_Task statement_
Exactly repeat the material, dropping every picture from the copy.

• • • • • • •

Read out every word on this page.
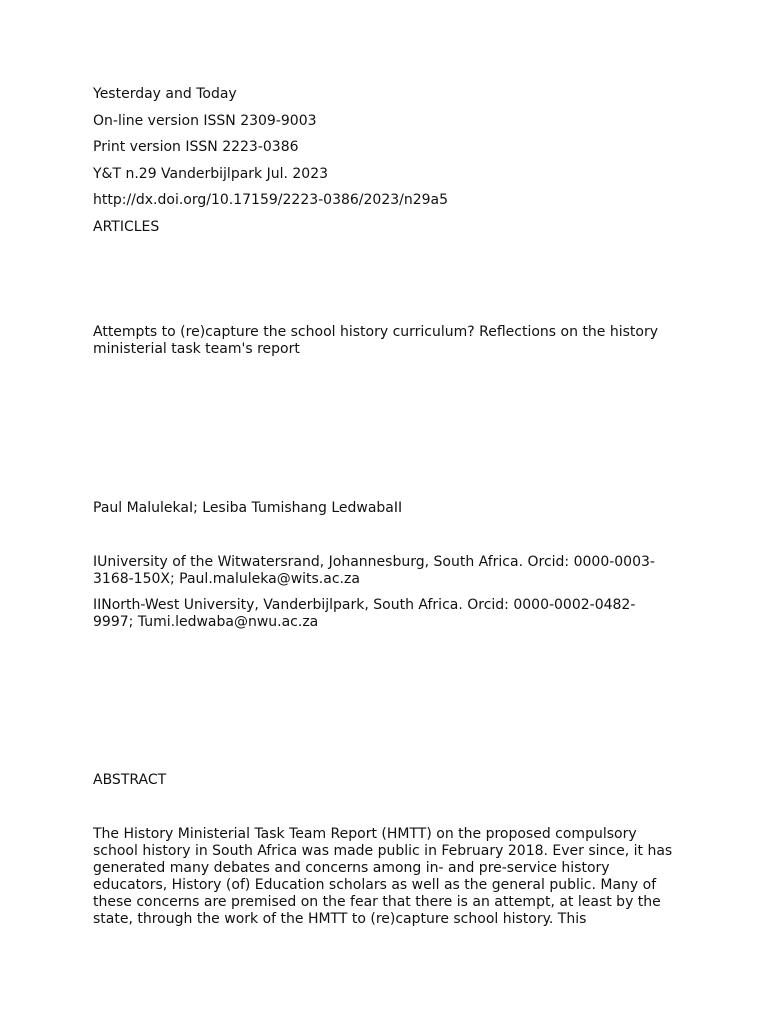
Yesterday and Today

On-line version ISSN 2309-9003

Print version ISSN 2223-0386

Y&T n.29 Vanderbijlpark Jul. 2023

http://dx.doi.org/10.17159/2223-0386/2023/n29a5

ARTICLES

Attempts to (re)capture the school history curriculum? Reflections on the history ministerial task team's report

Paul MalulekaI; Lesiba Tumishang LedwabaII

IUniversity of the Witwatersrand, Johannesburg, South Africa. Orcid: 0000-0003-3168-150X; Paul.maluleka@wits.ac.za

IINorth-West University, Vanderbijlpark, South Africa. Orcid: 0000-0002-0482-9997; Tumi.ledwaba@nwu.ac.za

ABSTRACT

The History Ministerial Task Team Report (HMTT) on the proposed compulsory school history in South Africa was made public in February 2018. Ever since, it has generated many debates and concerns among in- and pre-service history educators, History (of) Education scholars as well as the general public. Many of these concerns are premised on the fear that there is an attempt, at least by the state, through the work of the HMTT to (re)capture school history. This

• • • • • • •

_Result of the exercise_
Read out every word on this page.
Yesterday and Today

On-line version ISSN 2309-9003

Print version ISSN 2223-0386

Y&T n.29 Vanderbijlpark Jul. 2023

http://dx.doi.org/10.17159/2223-0386/2023/n29a5

ARTICLES

Attempts to (re)capture the school history curriculum? Reflections on the history ministerial task team's report

Paul MalulekaI; Lesiba Tumishang LedwabaII

IUniversity of the Witwatersrand, Johannesburg, South Africa. Orcid: 0000-0003-3168-150X; Paul.maluleka@wits.ac.za

IINorth-West University, Vanderbijlpark, South Africa. Orcid: 0000-0002-0482-9997; Tumi.ledwaba@nwu.ac.za

ABSTRACT

The History Ministerial Task Team Report (HMTT) on the proposed compulsory school history in South Africa was made public in February 2018. Ever since, it has generated many debates and concerns among in- and pre-service history educators, History (of) Education scholars as well as the general public. Many of these concerns are premised on the fear that there is an attempt, at least by the state, through the work of the HMTT to (re)capture school history. This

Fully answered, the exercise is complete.